--- begin ---

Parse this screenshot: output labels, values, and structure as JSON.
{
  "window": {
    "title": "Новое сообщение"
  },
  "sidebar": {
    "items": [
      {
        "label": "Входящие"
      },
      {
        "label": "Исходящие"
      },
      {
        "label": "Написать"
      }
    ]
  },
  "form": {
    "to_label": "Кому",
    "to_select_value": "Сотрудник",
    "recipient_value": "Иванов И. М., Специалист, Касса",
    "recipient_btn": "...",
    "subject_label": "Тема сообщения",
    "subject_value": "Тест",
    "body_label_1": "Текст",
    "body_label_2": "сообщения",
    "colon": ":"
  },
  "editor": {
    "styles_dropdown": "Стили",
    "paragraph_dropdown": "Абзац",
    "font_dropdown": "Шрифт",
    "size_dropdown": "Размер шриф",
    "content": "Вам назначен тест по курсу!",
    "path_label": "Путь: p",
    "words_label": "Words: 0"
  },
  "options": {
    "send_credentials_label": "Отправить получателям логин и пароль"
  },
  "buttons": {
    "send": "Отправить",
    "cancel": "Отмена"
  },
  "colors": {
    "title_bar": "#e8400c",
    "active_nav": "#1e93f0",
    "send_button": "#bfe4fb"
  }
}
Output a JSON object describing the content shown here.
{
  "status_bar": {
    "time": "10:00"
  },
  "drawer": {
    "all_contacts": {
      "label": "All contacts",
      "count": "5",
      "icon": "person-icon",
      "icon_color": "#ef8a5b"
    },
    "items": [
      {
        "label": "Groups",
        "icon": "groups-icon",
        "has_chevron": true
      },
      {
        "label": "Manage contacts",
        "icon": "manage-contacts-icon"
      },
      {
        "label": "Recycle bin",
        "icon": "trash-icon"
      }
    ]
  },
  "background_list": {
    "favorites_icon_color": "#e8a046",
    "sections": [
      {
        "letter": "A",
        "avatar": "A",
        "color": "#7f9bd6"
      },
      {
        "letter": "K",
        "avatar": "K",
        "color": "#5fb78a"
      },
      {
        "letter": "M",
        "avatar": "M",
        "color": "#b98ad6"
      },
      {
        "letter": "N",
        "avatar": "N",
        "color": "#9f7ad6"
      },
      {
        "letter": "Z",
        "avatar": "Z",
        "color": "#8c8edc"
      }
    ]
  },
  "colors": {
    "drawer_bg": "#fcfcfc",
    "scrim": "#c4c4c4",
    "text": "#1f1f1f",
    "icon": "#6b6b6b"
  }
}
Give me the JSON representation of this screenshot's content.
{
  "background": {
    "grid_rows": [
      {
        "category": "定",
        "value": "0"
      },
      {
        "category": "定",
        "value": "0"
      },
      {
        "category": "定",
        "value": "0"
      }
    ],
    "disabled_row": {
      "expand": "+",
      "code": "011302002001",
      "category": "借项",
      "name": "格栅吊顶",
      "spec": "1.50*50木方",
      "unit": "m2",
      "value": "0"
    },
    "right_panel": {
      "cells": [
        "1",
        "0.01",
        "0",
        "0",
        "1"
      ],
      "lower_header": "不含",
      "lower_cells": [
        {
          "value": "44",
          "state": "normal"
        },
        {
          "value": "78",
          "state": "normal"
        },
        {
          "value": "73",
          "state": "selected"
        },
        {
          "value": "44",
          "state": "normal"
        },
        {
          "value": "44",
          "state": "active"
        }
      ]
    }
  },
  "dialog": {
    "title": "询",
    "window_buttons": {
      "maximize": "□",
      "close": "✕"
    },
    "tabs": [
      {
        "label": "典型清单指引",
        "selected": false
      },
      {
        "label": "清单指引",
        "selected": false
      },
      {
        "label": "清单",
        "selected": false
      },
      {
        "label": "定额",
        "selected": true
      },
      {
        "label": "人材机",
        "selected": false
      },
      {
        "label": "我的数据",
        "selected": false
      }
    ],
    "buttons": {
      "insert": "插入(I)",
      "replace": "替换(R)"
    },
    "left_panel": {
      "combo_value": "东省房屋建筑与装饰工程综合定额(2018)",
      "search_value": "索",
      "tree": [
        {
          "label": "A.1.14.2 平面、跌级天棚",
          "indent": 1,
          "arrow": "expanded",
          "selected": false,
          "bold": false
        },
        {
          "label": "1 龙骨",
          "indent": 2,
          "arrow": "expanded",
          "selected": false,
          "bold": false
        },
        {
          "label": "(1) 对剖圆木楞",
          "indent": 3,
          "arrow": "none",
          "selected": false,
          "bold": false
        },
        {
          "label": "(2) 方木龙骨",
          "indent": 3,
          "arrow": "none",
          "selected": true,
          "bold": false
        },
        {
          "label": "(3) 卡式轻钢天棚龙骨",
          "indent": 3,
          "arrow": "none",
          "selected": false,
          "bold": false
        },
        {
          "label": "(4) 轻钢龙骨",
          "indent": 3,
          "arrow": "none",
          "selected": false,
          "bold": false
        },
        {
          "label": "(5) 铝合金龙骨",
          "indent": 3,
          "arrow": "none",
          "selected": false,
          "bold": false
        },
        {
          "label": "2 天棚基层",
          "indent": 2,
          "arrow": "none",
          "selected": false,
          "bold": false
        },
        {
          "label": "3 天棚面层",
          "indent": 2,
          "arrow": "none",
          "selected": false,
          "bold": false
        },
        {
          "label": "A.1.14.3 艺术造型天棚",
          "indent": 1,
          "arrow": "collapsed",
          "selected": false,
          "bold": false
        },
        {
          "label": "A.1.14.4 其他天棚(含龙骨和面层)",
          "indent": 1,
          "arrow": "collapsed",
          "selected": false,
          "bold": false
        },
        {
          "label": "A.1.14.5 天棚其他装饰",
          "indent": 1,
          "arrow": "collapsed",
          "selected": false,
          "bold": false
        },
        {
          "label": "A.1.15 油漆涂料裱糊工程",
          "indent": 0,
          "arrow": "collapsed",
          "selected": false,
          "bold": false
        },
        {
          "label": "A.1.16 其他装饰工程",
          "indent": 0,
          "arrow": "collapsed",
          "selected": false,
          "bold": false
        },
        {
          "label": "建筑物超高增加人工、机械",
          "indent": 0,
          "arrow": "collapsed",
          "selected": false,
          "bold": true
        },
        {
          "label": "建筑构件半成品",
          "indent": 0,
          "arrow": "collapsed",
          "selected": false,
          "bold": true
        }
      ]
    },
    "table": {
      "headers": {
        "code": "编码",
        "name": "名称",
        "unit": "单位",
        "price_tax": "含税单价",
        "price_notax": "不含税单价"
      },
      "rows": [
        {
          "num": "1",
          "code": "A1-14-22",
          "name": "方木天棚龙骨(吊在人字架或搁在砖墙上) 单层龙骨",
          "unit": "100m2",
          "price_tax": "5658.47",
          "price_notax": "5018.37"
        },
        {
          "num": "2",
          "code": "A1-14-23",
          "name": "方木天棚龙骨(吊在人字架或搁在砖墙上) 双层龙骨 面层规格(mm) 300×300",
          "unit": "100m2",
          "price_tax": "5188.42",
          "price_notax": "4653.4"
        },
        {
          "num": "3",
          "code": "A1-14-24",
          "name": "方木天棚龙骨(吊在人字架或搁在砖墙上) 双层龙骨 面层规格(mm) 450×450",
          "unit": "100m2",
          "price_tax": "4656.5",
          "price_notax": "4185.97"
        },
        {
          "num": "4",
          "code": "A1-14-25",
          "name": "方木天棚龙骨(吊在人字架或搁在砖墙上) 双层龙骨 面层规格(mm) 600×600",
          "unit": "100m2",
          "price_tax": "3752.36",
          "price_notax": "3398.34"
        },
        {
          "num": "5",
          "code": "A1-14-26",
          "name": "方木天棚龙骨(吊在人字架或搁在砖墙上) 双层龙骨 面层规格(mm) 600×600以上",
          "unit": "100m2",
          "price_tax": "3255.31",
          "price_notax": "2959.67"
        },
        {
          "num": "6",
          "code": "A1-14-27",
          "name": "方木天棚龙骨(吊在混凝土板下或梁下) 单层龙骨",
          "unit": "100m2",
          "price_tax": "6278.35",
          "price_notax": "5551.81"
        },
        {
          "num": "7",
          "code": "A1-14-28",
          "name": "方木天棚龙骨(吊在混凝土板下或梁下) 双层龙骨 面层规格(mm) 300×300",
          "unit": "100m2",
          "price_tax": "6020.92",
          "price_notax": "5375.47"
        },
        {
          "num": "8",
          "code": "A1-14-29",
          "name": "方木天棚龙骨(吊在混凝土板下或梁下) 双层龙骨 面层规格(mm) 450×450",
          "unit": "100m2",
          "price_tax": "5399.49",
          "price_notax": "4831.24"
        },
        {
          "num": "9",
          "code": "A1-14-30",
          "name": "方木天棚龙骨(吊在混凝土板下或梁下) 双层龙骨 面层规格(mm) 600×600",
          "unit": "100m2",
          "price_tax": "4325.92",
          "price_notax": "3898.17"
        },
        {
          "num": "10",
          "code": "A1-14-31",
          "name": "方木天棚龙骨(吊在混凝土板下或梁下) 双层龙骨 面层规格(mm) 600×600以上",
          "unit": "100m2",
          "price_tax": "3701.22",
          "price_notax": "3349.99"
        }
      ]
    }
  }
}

--- end ---

TASK STATEMENT:
Copy each line from the data above that includes "code".

SOLUTION:
      "code": "011302002001",
        "code": "编码",
          "code": "A1-14-22",
          "code": "A1-14-23",
          "code": "A1-14-24",
          "code": "A1-14-25",
          "code": "A1-14-26",
          "code": "A1-14-27",
          "code": "A1-14-28",
          "code": "A1-14-29",
          "code": "A1-14-30",
          "code": "A1-14-31",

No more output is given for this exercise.